DIRECTIONS:
Recast the data as a numbered list, starting with the first line and going on through the line that contains "Decompose this screenshot", with both ends included and blank lines left out. Leave the pictures out of the answer.

>> begin SUPPLIED DATA

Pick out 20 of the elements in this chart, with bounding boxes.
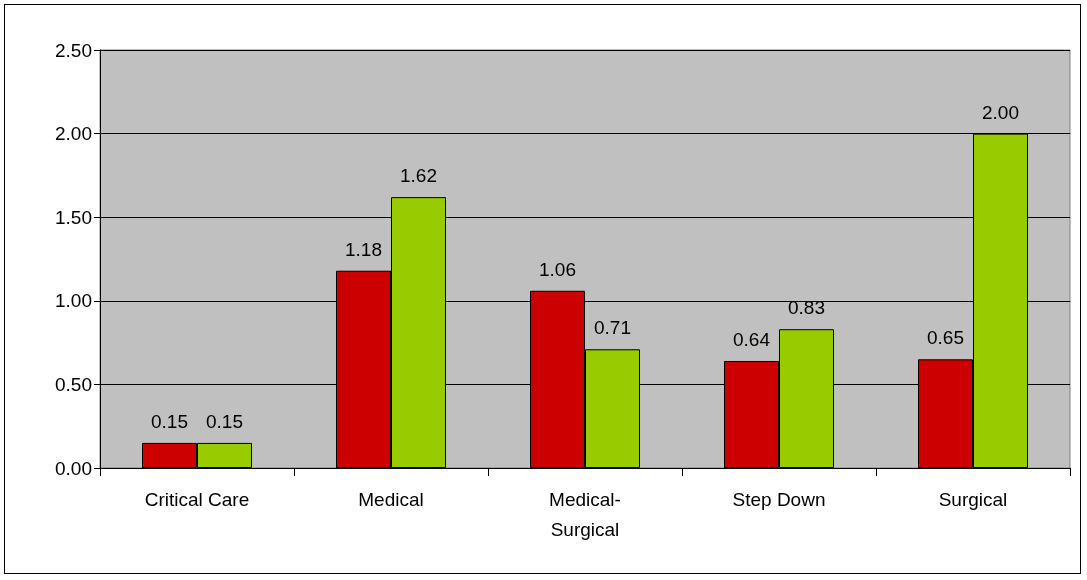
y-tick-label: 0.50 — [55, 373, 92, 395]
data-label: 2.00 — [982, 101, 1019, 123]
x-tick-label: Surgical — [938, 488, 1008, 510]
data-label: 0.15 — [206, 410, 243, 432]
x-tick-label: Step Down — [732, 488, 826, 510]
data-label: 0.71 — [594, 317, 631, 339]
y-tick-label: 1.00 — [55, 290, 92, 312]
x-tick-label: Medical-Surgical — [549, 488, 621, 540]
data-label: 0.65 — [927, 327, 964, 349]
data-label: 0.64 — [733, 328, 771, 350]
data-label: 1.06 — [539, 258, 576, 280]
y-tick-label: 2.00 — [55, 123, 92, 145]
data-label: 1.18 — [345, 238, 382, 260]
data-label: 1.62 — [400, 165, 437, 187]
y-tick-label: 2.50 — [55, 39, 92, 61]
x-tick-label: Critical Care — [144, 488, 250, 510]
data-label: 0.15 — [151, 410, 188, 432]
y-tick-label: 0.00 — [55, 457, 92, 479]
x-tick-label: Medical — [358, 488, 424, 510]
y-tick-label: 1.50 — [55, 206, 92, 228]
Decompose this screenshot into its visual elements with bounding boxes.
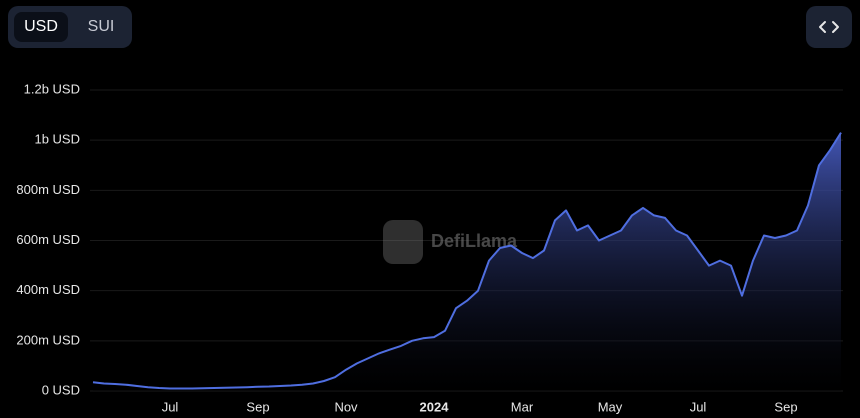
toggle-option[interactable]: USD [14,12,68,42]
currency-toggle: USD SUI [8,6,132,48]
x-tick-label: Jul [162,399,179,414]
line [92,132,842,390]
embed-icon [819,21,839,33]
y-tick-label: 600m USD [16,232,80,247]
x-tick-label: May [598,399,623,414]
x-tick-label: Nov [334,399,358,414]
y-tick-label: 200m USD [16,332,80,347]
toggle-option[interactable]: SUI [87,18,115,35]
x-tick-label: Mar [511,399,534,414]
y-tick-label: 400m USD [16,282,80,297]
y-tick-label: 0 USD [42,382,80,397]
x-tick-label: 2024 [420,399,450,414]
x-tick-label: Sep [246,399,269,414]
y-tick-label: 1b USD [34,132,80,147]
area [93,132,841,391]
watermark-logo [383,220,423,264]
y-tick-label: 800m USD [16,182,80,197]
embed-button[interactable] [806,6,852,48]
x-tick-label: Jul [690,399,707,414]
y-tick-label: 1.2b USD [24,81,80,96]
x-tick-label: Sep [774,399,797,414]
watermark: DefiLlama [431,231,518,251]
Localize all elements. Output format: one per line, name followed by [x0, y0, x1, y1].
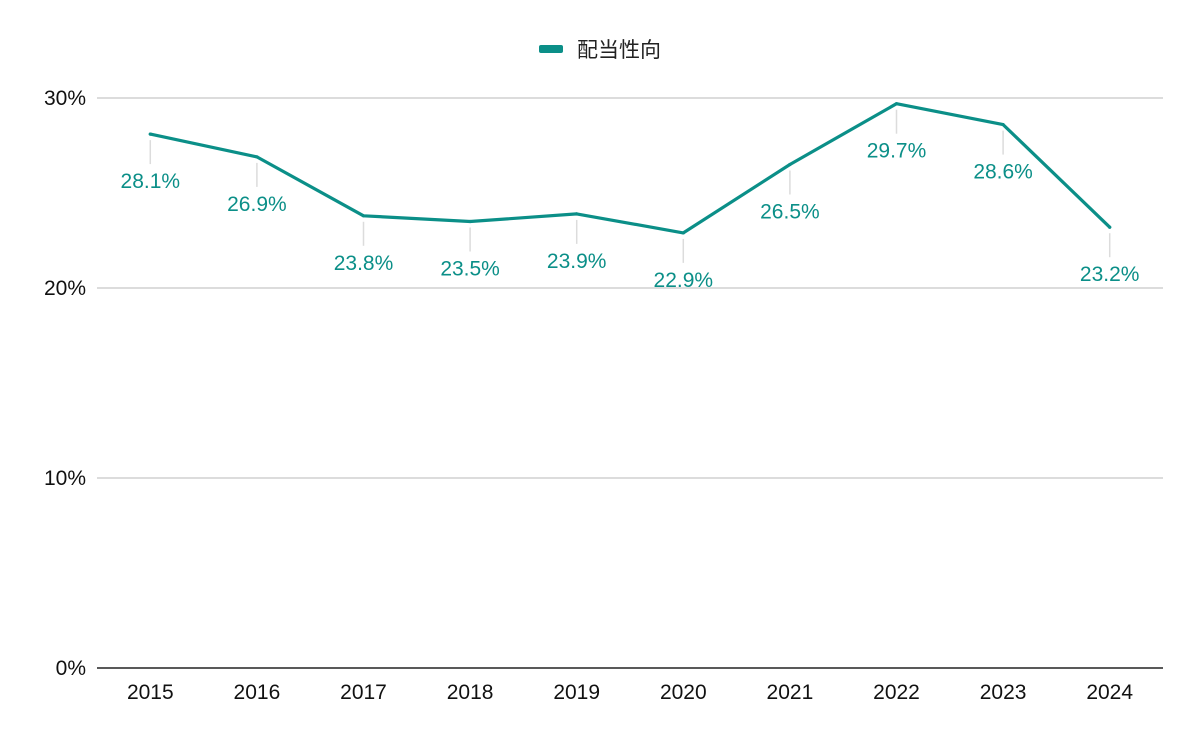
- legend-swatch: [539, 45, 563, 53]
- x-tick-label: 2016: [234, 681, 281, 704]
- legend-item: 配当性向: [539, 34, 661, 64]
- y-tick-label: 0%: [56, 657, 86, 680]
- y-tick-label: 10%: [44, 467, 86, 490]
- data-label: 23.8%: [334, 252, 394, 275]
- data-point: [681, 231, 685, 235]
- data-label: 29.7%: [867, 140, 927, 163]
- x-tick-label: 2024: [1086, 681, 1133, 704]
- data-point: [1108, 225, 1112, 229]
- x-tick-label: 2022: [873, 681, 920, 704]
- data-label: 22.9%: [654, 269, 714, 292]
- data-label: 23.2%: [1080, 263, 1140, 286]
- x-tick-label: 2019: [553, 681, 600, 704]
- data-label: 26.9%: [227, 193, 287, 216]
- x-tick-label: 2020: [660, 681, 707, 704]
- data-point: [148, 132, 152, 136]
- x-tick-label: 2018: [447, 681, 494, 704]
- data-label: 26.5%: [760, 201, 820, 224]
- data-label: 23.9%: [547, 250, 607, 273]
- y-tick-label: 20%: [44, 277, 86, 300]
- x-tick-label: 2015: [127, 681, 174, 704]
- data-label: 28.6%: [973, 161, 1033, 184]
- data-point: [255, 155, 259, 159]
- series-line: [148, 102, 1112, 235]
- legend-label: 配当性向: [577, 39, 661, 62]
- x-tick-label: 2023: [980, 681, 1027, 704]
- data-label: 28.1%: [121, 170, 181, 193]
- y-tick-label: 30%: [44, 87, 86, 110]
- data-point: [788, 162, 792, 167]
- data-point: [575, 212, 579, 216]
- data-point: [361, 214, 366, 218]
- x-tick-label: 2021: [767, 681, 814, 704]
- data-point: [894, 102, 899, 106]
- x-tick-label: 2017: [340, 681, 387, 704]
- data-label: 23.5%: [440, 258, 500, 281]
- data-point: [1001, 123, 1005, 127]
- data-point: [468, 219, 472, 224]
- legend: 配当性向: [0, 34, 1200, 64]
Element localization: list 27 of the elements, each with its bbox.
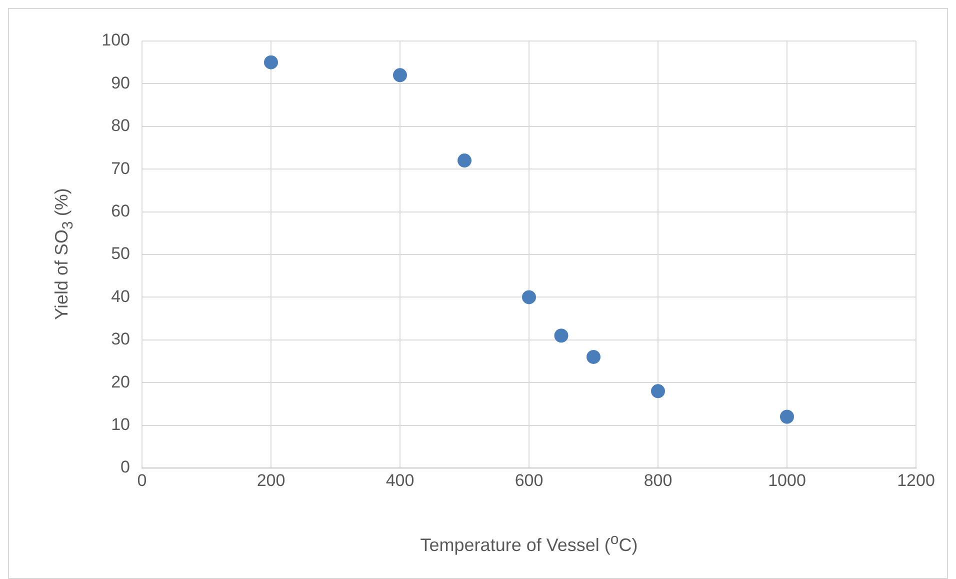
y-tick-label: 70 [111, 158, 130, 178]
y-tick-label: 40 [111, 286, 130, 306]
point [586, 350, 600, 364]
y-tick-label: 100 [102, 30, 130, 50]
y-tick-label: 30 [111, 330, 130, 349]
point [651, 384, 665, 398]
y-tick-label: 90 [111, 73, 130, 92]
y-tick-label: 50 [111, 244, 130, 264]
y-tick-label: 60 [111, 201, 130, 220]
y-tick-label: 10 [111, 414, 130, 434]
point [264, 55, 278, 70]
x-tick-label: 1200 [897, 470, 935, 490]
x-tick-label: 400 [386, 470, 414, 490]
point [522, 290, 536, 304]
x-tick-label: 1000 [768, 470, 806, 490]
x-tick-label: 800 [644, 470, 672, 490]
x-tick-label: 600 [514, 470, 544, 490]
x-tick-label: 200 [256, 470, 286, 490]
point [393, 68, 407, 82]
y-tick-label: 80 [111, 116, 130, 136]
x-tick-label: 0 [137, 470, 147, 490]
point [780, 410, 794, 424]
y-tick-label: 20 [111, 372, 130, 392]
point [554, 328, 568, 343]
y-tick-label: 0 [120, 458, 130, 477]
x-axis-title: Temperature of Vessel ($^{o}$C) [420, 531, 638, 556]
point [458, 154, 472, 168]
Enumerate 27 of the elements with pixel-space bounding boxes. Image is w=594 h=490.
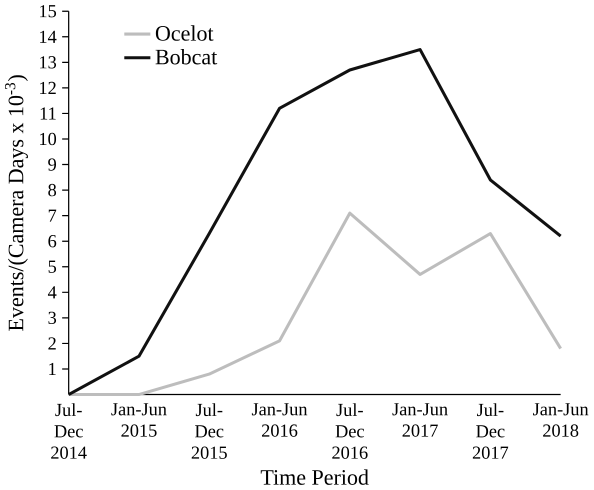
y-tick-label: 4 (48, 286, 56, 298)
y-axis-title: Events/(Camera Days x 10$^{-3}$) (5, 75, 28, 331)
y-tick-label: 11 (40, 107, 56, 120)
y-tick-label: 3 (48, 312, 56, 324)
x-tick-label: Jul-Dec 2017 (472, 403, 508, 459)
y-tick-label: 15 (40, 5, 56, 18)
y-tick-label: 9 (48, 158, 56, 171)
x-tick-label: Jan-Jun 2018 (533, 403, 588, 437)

>> end SUPPLIED DATA

ANSWER TO THIS PROBLEM:
1. Pick out 20 of the elements in this chart, with bounding boxes.
2. y-tick-label: 0.50 — [55, 373, 92, 395]
3. data-label: 2.00 — [982, 101, 1019, 123]
4. x-tick-label: Surgical — [938, 488, 1008, 510]
5. data-label: 0.15 — [206, 410, 243, 432]
6. x-tick-label: Step Down — [732, 488, 826, 510]
7. data-label: 0.71 — [594, 317, 631, 339]
8. y-tick-label: 1.00 — [55, 290, 92, 312]
9. x-tick-label: Medical-Surgical — [549, 488, 621, 540]
10. data-label: 0.65 — [927, 327, 964, 349]
11. data-label: 0.64 — [733, 328, 771, 350]
12. data-label: 1.06 — [539, 258, 576, 280]
13. y-tick-label: 2.00 — [55, 123, 92, 145]
14. data-label: 1.18 — [345, 238, 382, 260]
15. data-label: 1.62 — [400, 165, 437, 187]
16. y-tick-label: 2.50 — [55, 39, 92, 61]
17. x-tick-label: Critical Care — [144, 488, 250, 510]
18. data-label: 0.15 — [151, 410, 188, 432]
19. y-tick-label: 0.00 — [55, 457, 92, 479]
20. x-tick-label: Medical — [358, 488, 424, 510]
21. y-tick-label: 1.50 — [55, 206, 92, 228]
22. Decompose this screenshot into its visual elements with bounding boxes.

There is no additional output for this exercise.